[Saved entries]
◇ ◇ ◇ ◇ ◇ ◇ ◇

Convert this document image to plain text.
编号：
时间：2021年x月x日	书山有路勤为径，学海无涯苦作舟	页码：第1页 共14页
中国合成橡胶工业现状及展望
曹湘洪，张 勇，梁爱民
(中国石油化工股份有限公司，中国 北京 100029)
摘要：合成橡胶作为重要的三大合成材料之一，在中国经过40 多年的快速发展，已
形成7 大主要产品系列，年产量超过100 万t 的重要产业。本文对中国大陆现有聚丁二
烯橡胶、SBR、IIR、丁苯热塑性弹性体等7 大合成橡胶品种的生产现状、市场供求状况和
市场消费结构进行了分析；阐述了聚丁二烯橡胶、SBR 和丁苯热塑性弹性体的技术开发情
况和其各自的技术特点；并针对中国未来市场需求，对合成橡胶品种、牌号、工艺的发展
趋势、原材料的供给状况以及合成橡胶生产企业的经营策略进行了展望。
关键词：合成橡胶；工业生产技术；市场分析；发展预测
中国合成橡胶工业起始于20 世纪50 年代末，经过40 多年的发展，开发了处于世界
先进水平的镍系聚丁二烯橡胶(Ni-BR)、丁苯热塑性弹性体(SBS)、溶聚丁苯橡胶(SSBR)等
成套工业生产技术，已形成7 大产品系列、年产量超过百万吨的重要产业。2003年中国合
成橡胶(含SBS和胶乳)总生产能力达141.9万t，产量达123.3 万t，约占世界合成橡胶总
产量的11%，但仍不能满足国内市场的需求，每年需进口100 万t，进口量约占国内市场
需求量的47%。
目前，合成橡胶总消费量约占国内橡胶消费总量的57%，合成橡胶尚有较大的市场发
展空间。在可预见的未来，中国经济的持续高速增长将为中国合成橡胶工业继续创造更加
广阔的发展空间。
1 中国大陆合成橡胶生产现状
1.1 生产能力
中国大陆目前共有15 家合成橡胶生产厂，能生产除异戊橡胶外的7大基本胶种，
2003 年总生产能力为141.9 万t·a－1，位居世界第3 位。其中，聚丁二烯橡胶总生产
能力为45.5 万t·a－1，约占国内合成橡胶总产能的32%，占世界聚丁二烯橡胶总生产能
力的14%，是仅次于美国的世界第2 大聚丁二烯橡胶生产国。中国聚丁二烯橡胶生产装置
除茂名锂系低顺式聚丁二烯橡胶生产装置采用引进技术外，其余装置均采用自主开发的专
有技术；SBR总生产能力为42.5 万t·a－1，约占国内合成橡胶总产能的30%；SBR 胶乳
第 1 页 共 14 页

◇ ◇ ◇ ◇ ◇ ◇ ◇

EXERCISE PROMPT: Copy out all the entries shown above, character for character.

FINISHED TASK:
Convert this document image to plain text.
编号：
时间：2021年x月x日	书山有路勤为径，学海无涯苦作舟	页码：第1页 共14页
中国合成橡胶工业现状及展望
曹湘洪，张 勇，梁爱民
(中国石油化工股份有限公司，中国 北京 100029)
摘要：合成橡胶作为重要的三大合成材料之一，在中国经过40 多年的快速发展，已
形成7 大主要产品系列，年产量超过100 万t 的重要产业。本文对中国大陆现有聚丁二
烯橡胶、SBR、IIR、丁苯热塑性弹性体等7 大合成橡胶品种的生产现状、市场供求状况和
市场消费结构进行了分析；阐述了聚丁二烯橡胶、SBR 和丁苯热塑性弹性体的技术开发情
况和其各自的技术特点；并针对中国未来市场需求，对合成橡胶品种、牌号、工艺的发展
趋势、原材料的供给状况以及合成橡胶生产企业的经营策略进行了展望。
关键词：合成橡胶；工业生产技术；市场分析；发展预测
中国合成橡胶工业起始于20 世纪50 年代末，经过40 多年的发展，开发了处于世界
先进水平的镍系聚丁二烯橡胶(Ni-BR)、丁苯热塑性弹性体(SBS)、溶聚丁苯橡胶(SSBR)等
成套工业生产技术，已形成7 大产品系列、年产量超过百万吨的重要产业。2003年中国合
成橡胶(含SBS和胶乳)总生产能力达141.9万t，产量达123.3 万t，约占世界合成橡胶总
产量的11%，但仍不能满足国内市场的需求，每年需进口100 万t，进口量约占国内市场
需求量的47%。
目前，合成橡胶总消费量约占国内橡胶消费总量的57%，合成橡胶尚有较大的市场发
展空间。在可预见的未来，中国经济的持续高速增长将为中国合成橡胶工业继续创造更加
广阔的发展空间。
1 中国大陆合成橡胶生产现状
1.1 生产能力
中国大陆目前共有15 家合成橡胶生产厂，能生产除异戊橡胶外的7大基本胶种，
2003 年总生产能力为141.9 万t·a－1，位居世界第3 位。其中，聚丁二烯橡胶总生产
能力为45.5 万t·a－1，约占国内合成橡胶总产能的32%，占世界聚丁二烯橡胶总生产能
力的14%，是仅次于美国的世界第2 大聚丁二烯橡胶生产国。中国聚丁二烯橡胶生产装置
除茂名锂系低顺式聚丁二烯橡胶生产装置采用引进技术外，其余装置均采用自主开发的专
有技术；SBR总生产能力为42.5 万t·a－1，约占国内合成橡胶总产能的30%；SBR 胶乳
第 1 页 共 14 页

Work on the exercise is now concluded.